Information provided —
——————

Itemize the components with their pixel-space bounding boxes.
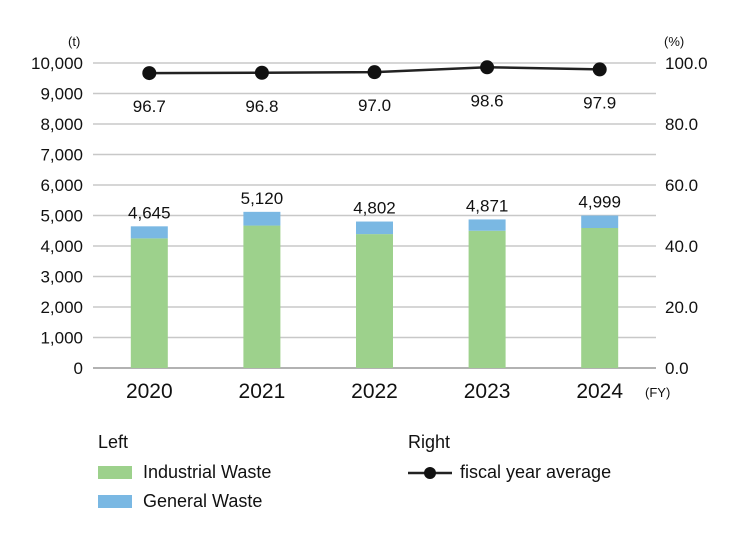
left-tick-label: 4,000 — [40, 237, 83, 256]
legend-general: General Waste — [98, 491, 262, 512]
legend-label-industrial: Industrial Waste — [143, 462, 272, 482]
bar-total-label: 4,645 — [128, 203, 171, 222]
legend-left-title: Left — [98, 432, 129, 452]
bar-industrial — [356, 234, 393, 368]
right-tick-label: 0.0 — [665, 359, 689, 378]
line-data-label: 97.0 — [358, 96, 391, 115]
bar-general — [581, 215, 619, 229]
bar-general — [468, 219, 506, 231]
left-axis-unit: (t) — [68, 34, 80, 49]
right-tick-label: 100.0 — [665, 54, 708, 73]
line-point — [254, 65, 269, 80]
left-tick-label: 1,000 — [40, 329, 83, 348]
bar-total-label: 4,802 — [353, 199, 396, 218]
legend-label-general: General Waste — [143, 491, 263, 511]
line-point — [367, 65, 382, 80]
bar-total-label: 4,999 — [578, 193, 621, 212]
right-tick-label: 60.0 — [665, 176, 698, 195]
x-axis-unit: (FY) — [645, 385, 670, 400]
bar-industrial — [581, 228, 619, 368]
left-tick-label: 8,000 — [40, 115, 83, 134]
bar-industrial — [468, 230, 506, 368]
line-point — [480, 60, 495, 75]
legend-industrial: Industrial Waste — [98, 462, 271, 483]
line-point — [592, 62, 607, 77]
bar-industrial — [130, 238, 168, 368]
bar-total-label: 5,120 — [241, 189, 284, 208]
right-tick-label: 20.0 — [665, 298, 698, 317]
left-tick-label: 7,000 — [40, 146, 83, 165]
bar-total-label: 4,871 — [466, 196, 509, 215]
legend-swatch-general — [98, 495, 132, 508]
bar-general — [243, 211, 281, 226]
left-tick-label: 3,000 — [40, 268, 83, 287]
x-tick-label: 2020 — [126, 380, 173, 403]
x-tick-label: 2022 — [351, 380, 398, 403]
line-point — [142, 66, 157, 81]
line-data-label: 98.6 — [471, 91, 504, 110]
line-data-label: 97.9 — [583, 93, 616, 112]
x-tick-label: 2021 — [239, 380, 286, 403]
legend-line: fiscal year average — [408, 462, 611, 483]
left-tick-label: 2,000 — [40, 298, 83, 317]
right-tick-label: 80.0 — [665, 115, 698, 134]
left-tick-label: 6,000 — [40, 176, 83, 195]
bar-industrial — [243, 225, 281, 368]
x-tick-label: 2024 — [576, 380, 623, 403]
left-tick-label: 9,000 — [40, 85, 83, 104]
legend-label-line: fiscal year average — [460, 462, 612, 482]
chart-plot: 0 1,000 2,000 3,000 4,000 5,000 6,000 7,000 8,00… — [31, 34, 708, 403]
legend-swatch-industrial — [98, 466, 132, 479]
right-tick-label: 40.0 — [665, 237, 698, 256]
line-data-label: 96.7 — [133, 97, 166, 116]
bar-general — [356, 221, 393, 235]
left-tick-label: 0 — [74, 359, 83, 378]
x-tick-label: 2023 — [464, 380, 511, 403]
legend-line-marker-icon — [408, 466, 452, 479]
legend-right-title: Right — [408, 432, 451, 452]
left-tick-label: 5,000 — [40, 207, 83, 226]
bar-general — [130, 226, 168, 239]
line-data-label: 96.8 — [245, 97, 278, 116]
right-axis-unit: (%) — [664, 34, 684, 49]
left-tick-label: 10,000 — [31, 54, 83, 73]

——————

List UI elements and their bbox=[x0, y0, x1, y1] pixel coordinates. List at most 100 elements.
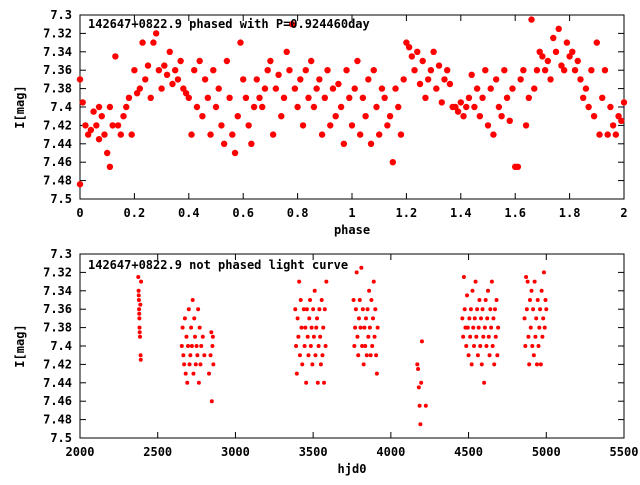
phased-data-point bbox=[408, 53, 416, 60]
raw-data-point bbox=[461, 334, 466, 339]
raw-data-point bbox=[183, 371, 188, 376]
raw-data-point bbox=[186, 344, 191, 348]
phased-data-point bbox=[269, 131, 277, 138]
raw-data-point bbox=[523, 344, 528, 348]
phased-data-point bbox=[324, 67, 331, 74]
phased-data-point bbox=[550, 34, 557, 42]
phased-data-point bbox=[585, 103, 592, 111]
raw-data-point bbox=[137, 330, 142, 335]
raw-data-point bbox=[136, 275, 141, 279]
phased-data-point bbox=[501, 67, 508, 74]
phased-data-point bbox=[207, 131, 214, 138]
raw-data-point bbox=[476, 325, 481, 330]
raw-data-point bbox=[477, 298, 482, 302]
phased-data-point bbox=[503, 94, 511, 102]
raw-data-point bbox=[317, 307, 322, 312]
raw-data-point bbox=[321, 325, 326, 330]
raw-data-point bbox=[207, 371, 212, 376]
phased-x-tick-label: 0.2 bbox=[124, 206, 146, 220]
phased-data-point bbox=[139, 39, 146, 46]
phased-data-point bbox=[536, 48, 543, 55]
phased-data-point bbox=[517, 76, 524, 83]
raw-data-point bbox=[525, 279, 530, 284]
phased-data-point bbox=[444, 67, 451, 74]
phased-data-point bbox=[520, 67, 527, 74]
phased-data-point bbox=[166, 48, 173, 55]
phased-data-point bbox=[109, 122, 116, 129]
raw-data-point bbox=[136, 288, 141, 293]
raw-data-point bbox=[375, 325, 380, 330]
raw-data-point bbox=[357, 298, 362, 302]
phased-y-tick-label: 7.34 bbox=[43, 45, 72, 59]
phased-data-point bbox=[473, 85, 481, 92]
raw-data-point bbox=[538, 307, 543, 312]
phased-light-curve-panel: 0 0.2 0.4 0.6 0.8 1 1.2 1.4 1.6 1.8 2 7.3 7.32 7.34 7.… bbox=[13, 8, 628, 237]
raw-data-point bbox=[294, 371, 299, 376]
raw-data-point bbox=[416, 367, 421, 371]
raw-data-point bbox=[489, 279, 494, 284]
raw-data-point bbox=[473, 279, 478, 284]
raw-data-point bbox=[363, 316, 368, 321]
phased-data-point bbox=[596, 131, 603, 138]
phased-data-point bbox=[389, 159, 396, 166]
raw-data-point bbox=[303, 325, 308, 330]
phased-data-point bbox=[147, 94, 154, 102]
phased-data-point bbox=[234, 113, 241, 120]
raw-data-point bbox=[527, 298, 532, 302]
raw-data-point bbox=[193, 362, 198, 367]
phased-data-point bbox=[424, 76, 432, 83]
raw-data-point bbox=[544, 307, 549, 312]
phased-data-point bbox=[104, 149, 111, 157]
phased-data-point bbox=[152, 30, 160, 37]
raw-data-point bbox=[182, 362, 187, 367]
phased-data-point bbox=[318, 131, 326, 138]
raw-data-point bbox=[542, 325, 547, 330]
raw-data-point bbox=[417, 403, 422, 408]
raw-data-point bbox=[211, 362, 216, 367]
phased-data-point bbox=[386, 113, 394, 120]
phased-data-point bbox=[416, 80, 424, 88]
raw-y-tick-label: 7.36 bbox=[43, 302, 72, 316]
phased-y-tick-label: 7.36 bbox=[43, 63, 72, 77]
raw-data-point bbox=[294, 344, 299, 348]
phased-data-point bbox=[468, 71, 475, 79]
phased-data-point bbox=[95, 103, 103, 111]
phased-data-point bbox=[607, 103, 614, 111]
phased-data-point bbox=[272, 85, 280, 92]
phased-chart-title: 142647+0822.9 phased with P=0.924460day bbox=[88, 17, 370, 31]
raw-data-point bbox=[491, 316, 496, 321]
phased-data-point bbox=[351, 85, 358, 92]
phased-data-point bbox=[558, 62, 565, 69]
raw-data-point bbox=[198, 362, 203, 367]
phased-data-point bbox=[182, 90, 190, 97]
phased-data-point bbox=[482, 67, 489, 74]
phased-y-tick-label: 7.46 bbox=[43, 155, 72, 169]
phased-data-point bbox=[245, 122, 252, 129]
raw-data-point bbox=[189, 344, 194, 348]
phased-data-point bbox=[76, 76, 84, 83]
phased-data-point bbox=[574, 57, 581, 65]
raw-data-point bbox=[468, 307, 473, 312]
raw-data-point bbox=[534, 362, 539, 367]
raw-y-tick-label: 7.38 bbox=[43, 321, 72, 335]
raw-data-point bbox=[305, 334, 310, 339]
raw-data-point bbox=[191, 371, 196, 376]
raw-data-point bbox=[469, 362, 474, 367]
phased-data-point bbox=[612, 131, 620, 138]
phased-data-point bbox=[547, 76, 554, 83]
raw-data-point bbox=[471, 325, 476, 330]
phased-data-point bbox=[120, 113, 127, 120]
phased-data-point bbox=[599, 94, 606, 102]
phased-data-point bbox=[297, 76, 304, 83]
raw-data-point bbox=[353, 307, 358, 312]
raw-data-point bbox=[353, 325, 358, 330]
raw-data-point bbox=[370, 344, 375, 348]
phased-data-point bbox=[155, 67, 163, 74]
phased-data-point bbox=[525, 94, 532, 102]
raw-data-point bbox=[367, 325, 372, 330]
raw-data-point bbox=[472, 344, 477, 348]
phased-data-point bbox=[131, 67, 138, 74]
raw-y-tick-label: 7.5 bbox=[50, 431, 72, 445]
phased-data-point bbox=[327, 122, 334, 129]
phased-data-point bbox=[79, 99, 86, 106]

——————

Stated task — Return every line from the records above that contains the string "axis".

Answer to this task —
left-axis-unit: (t) — [68, 34, 80, 49]
x-axis-unit: (FY) — [645, 385, 670, 400]
right-axis-unit: (%) — [664, 34, 684, 49]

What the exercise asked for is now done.